▶ EXERCISE BRIEF
Give the listing again exactly, omitting its images.

[Extracted records]

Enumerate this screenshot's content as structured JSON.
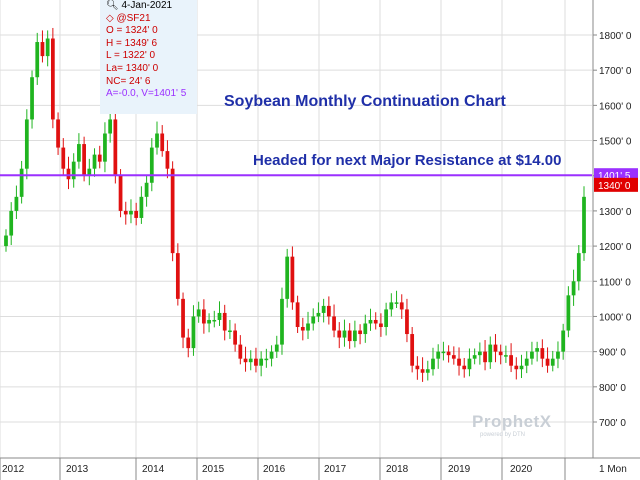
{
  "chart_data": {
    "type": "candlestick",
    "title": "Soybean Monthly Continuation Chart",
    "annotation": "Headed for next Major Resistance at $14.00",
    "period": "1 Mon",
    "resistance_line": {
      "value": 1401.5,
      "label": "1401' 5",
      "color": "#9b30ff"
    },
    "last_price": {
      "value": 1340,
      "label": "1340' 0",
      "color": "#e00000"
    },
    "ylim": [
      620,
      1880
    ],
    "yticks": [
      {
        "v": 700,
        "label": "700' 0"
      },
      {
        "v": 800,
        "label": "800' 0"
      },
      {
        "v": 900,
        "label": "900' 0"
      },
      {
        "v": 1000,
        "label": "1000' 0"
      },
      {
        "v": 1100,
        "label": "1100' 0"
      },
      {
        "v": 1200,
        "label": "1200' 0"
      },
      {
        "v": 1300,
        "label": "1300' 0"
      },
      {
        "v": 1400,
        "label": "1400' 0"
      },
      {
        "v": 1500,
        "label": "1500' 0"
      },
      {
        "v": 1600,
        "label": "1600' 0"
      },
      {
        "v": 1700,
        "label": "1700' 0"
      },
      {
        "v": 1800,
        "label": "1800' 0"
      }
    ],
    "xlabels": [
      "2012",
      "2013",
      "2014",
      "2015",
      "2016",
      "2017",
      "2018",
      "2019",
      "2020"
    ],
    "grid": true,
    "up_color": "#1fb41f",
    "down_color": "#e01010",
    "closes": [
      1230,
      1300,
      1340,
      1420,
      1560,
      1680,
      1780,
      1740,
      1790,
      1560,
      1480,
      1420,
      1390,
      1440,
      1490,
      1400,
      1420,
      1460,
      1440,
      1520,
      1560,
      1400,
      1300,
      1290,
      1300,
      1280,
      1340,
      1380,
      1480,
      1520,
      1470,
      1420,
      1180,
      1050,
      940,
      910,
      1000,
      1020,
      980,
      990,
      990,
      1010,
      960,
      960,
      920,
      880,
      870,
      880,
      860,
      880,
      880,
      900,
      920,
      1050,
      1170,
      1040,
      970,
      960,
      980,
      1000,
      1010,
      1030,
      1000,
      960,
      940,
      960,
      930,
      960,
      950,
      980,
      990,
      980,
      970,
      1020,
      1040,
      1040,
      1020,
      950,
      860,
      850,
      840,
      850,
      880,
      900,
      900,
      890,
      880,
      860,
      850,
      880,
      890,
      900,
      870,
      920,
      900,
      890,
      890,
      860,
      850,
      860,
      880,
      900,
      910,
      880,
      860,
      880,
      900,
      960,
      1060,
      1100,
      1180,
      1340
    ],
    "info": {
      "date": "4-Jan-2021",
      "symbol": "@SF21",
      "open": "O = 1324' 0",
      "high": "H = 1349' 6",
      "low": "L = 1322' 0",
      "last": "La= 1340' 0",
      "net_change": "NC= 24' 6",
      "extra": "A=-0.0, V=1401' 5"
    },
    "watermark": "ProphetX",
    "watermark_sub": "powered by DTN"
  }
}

▶ RESULT
Enumerate this screenshot's content as structured JSON.
{
  "chart_data": {
    "type": "candlestick",
    "title": "Soybean Monthly Continuation Chart",
    "annotation": "Headed for next Major Resistance at $14.00",
    "period": "1 Mon",
    "resistance_line": {
      "value": 1401.5,
      "label": "1401' 5",
      "color": "#9b30ff"
    },
    "last_price": {
      "value": 1340,
      "label": "1340' 0",
      "color": "#e00000"
    },
    "ylim": [
      620,
      1880
    ],
    "yticks": [
      {
        "v": 700,
        "label": "700' 0"
      },
      {
        "v": 800,
        "label": "800' 0"
      },
      {
        "v": 900,
        "label": "900' 0"
      },
      {
        "v": 1000,
        "label": "1000' 0"
      },
      {
        "v": 1100,
        "label": "1100' 0"
      },
      {
        "v": 1200,
        "label": "1200' 0"
      },
      {
        "v": 1300,
        "label": "1300' 0"
      },
      {
        "v": 1400,
        "label": "1400' 0"
      },
      {
        "v": 1500,
        "label": "1500' 0"
      },
      {
        "v": 1600,
        "label": "1600' 0"
      },
      {
        "v": 1700,
        "label": "1700' 0"
      },
      {
        "v": 1800,
        "label": "1800' 0"
      }
    ],
    "xlabels": [
      "2012",
      "2013",
      "2014",
      "2015",
      "2016",
      "2017",
      "2018",
      "2019",
      "2020"
    ],
    "grid": true,
    "up_color": "#1fb41f",
    "down_color": "#e01010",
    "closes": [
      1230,
      1300,
      1340,
      1420,
      1560,
      1680,
      1780,
      1740,
      1790,
      1560,
      1480,
      1420,
      1390,
      1440,
      1490,
      1400,
      1420,
      1460,
      1440,
      1520,
      1560,
      1400,
      1300,
      1290,
      1300,
      1280,
      1340,
      1380,
      1480,
      1520,
      1470,
      1420,
      1180,
      1050,
      940,
      910,
      1000,
      1020,
      980,
      990,
      990,
      1010,
      960,
      960,
      920,
      880,
      870,
      880,
      860,
      880,
      880,
      900,
      920,
      1050,
      1170,
      1040,
      970,
      960,
      980,
      1000,
      1010,
      1030,
      1000,
      960,
      940,
      960,
      930,
      960,
      950,
      980,
      990,
      980,
      970,
      1020,
      1040,
      1040,
      1020,
      950,
      860,
      850,
      840,
      850,
      880,
      900,
      900,
      890,
      880,
      860,
      850,
      880,
      890,
      900,
      870,
      920,
      900,
      890,
      890,
      860,
      850,
      860,
      880,
      900,
      910,
      880,
      860,
      880,
      900,
      960,
      1060,
      1100,
      1180,
      1340
    ],
    "info": {
      "date": "4-Jan-2021",
      "symbol": "@SF21",
      "open": "O = 1324' 0",
      "high": "H = 1349' 6",
      "low": "L = 1322' 0",
      "last": "La= 1340' 0",
      "net_change": "NC= 24' 6",
      "extra": "A=-0.0, V=1401' 5"
    },
    "watermark": "ProphetX",
    "watermark_sub": "powered by DTN"
  }
}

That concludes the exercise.